▶ _Given problem_
Take the line that has "Convert this screenshot" in it and every line after it to the end of the entries, and reproduce them exactly.

▶ _Data rows_
════════════════
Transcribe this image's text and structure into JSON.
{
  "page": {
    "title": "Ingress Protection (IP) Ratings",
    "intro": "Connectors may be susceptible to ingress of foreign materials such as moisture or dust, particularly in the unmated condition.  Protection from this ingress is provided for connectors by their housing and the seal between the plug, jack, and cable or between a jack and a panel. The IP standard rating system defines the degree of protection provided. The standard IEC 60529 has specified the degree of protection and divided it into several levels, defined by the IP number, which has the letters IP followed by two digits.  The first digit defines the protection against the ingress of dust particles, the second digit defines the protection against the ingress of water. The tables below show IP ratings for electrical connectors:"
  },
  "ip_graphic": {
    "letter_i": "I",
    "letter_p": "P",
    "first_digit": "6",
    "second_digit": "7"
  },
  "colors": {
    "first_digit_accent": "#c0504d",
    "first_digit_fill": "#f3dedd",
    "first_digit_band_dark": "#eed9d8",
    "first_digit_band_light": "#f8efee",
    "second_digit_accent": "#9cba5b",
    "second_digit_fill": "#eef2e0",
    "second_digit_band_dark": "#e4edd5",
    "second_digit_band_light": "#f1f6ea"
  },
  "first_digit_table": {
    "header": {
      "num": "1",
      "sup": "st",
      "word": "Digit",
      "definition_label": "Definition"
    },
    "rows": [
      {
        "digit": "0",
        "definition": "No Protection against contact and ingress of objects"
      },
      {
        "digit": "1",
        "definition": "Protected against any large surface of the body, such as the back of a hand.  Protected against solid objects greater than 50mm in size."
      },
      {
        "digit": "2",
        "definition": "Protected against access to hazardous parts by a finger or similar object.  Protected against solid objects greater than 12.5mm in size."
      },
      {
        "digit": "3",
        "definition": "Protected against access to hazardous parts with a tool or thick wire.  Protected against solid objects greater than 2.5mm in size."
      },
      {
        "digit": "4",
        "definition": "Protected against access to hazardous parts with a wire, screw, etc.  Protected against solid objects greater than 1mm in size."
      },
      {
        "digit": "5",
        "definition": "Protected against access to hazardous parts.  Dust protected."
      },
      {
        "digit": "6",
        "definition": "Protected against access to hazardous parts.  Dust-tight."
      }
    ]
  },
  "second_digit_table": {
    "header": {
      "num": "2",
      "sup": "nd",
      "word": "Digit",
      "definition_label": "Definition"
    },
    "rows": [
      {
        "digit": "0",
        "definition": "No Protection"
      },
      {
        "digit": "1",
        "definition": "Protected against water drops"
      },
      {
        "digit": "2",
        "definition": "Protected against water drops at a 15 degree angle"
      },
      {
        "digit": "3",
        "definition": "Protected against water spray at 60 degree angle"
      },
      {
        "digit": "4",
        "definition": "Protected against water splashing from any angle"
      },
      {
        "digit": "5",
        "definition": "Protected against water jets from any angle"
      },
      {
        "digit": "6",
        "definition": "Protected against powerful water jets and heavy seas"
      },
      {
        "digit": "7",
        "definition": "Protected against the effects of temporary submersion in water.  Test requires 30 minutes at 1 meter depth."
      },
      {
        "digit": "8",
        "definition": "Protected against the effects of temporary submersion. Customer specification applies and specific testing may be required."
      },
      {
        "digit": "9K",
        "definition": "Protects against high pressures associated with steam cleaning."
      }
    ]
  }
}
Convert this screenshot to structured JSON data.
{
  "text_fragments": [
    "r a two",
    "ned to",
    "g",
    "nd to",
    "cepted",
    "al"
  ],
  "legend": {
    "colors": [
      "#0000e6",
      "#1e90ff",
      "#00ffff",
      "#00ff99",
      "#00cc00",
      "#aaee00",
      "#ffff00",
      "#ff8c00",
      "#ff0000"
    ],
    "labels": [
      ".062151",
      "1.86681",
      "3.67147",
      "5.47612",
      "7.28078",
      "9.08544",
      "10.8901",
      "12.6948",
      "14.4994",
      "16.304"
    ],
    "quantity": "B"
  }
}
════════════════
▶ _Complete response_
Convert this screenshot to structured JSON data.
{
  "text_fragments": [
    "r a two",
    "ned to",
    "g",
    "nd to",
    "cepted",
    "al"
  ],
  "legend": {
    "colors": [
      "#0000e6",
      "#1e90ff",
      "#00ffff",
      "#00ff99",
      "#00cc00",
      "#aaee00",
      "#ffff00",
      "#ff8c00",
      "#ff0000"
    ],
    "labels": [
      ".062151",
      "1.86681",
      "3.67147",
      "5.47612",
      "7.28078",
      "9.08544",
      "10.8901",
      "12.6948",
      "14.4994",
      "16.304"
    ],
    "quantity": "B"
  }
}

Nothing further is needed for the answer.